═══ Data in this exercise ═══

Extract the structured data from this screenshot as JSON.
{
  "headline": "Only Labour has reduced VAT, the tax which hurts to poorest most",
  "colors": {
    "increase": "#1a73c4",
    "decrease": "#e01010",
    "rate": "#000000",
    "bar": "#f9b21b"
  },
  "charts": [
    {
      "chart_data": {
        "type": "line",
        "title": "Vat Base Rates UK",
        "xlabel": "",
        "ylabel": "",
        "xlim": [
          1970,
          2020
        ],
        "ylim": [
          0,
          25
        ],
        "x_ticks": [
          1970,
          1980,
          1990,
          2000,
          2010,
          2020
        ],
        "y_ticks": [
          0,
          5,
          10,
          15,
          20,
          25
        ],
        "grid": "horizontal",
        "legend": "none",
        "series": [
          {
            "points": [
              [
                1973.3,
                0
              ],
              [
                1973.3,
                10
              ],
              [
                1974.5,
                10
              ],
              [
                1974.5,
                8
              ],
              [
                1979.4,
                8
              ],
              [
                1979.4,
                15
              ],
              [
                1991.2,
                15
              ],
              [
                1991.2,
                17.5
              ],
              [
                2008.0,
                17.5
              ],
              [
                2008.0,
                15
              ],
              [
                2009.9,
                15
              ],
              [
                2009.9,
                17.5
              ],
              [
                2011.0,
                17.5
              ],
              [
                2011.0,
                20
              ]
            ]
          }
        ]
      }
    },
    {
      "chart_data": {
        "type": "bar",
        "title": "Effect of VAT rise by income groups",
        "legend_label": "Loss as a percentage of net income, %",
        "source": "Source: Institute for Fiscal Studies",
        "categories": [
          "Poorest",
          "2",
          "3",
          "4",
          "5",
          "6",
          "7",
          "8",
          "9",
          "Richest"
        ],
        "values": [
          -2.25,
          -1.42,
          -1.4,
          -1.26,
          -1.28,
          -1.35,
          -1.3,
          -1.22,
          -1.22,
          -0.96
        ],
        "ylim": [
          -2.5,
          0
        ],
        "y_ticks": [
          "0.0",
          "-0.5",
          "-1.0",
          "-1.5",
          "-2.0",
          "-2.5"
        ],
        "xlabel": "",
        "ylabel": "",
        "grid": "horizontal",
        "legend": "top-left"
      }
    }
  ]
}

═══

**Task goal:**
Set down the listing above in full, please, exactly as it appears.

**Written solution:**
Extract the structured data from this screenshot as JSON.
{
  "headline": "Only Labour has reduced VAT, the tax which hurts to poorest most",
  "colors": {
    "increase": "#1a73c4",
    "decrease": "#e01010",
    "rate": "#000000",
    "bar": "#f9b21b"
  },
  "charts": [
    {
      "chart_data": {
        "type": "line",
        "title": "Vat Base Rates UK",
        "xlabel": "",
        "ylabel": "",
        "xlim": [
          1970,
          2020
        ],
        "ylim": [
          0,
          25
        ],
        "x_ticks": [
          1970,
          1980,
          1990,
          2000,
          2010,
          2020
        ],
        "y_ticks": [
          0,
          5,
          10,
          15,
          20,
          25
        ],
        "grid": "horizontal",
        "legend": "none",
        "series": [
          {
            "points": [
              [
                1973.3,
                0
              ],
              [
                1973.3,
                10
              ],
              [
                1974.5,
                10
              ],
              [
                1974.5,
                8
              ],
              [
                1979.4,
                8
              ],
              [
                1979.4,
                15
              ],
              [
                1991.2,
                15
              ],
              [
                1991.2,
                17.5
              ],
              [
                2008.0,
                17.5
              ],
              [
                2008.0,
                15
              ],
              [
                2009.9,
                15
              ],
              [
                2009.9,
                17.5
              ],
              [
                2011.0,
                17.5
              ],
              [
                2011.0,
                20
              ]
            ]
          }
        ]
      }
    },
    {
      "chart_data": {
        "type": "bar",
        "title": "Effect of VAT rise by income groups",
        "legend_label": "Loss as a percentage of net income, %",
        "source": "Source: Institute for Fiscal Studies",
        "categories": [
          "Poorest",
          "2",
          "3",
          "4",
          "5",
          "6",
          "7",
          "8",
          "9",
          "Richest"
        ],
        "values": [
          -2.25,
          -1.42,
          -1.4,
          -1.26,
          -1.28,
          -1.35,
          -1.3,
          -1.22,
          -1.22,
          -0.96
        ],
        "ylim": [
          -2.5,
          0
        ],
        "y_ticks": [
          "0.0",
          "-0.5",
          "-1.0",
          "-1.5",
          "-2.0",
          "-2.5"
        ],
        "xlabel": "",
        "ylabel": "",
        "grid": "horizontal",
        "legend": "top-left"
      }
    }
  ]
}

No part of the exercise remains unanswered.